--- Given text ---
● ● ● ● ● ● ●
Consider the power series

    \[ f(x) = \sum_{n=0}^{\infty} a_n x^n \]

whose coefficients satisfy the identity

    \[ \cos x = \sum_{n=0}^{\infty} a_n (n+2)x^n. \]

Compute the coefficients a_5, a_6 and determine the value of f(\pi).

First, we know the power-series expansion of \cos x is given by

    \[ \cos x = \sum_{n=0}^{\infty} 1 - \frac{1}{2}x^2 + \frac{1}{24} x^4 - \frac{1}{720} x^6 + \cdots. \]

So, we have

    \[ 1 - \frac{1}{2} x^2 + \frac{1}{24}x^4 - \frac{1}{720} x^6 + \cdots = \sum_{n=0}^{\infty} a_n (n+2)x^n. \]

Equating like powers of x we can compute the coefficients a_5 and a_6,

    \begin{align*}  a_5 &= 0 \\[9pt]   8 a_6 &= \frac{-1}{6!} & \implies && a_6 &= \frac{-7}{8!}. \end{align*}

Then to compute the value of f(\pi) we solve the differential equation

    \begin{align*}  \cos x &= \sum_{n=0}^{\infty} a_n (n+2) x^n \\[9pt]  &= \sum_{n=0}^{\infty}n a_n x^n + 2 \sum_{n=0}^{\infty} a_n x^n \\[9pt]  &= \sum_{n=1}^{\infty} n a_n x^n + 2 \sum_{n=0}^{\infty} a_n x^n \\[9pt]  &= xy' + 2y \end{align*}

If x = 0 we have

    \[ \cos x = \sum_{n=0}^{\infty} a_n (n+2) x^n \quad \implies \quad 1 = 2a_0 \quad \implies \quad a_0 = \frac{1}{2}. \]

Therefore, f(0) = \frac{1}{2}. If x \neq 0 then we can divide the above differential equation by x to obtain the first order linear differential equation

    \[ y' + \frac{2}{x} y = \frac{\cos x}{x}. \]

Now, we can solve this differential equation as follows,

    \begin{align*}  && y' + \frac{2}{x} y &= \frac{\cos x}{x} \\[9pt]  \implies && x^2 y' + 2x y &= x \cos x \\[9pt]  \implies && x^2 y' + (x^2)' y &= x \cos x \\[9pt]  \implies && \frac{d}{dx} \left( x^2 y \right) &= x \cos x &(\text{prod. rule})\\[9pt]  \implies && \int \frac{d}{dx} \left( x^2 y \right) \, dx &= \int x \cos x \, dx \\[9pt]  \implies && x^2 y &= \cos x + x \sin x + C \\[9pt]  \implies && y &= \frac{\cos x}{x^2} + \frac{\sin x}{x} + \frac{C}{x^2}. \end{align*}

Where C is an arbitrary constant.
● ● ● ● ● ● ●
--- Given material ---
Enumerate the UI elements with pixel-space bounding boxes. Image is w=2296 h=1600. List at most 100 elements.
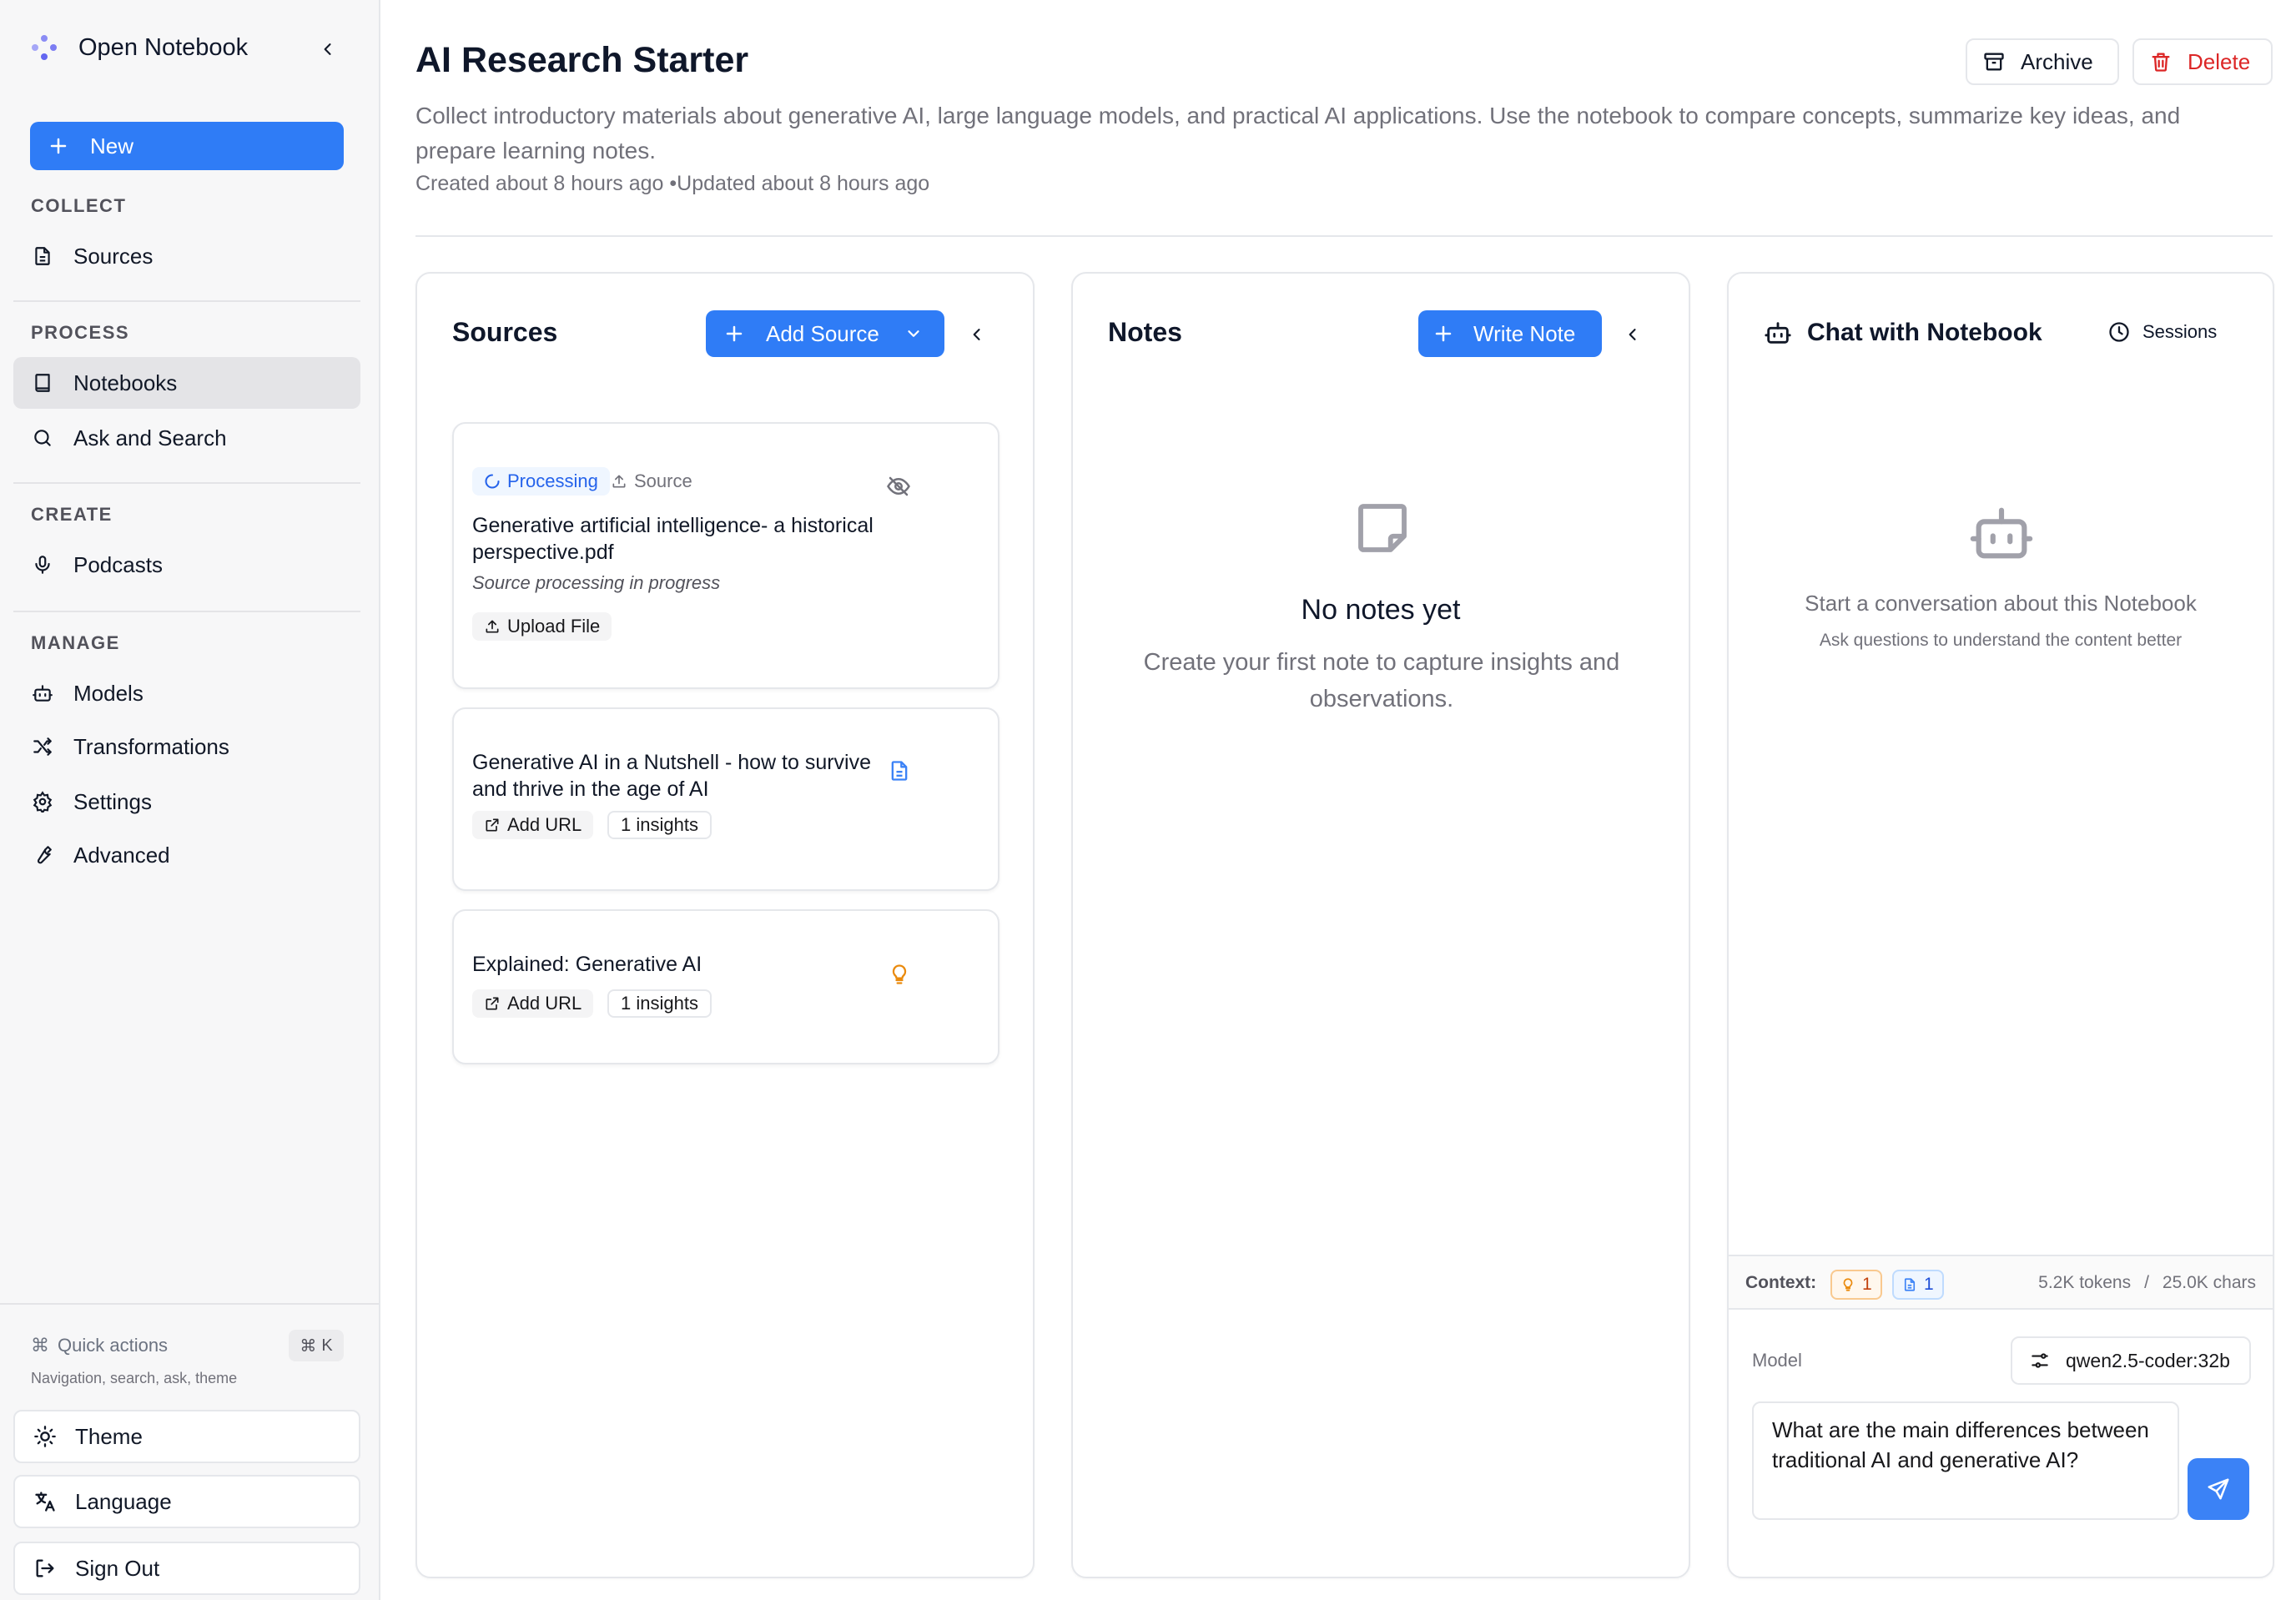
● ● ● ● ● ● ●
--- The tasks ---
1. What value does the power series solution give for a_5?
2. Rewrite the power series solution from "Consider the power" up to and including "value of f(\pi).", replacing "coefficients" with "terms".

--- The answers ---
1. a_5 = 0

2.
Consider the power series

    \[ f(x) = \sum_{n=0}^{\infty} a_n x^n \]

whose terms satisfy the identity

    \[ \cos x = \sum_{n=0}^{\infty} a_n (n+2)x^n. \]

Compute the terms a_5, a_6 and determine the value of f(\pi).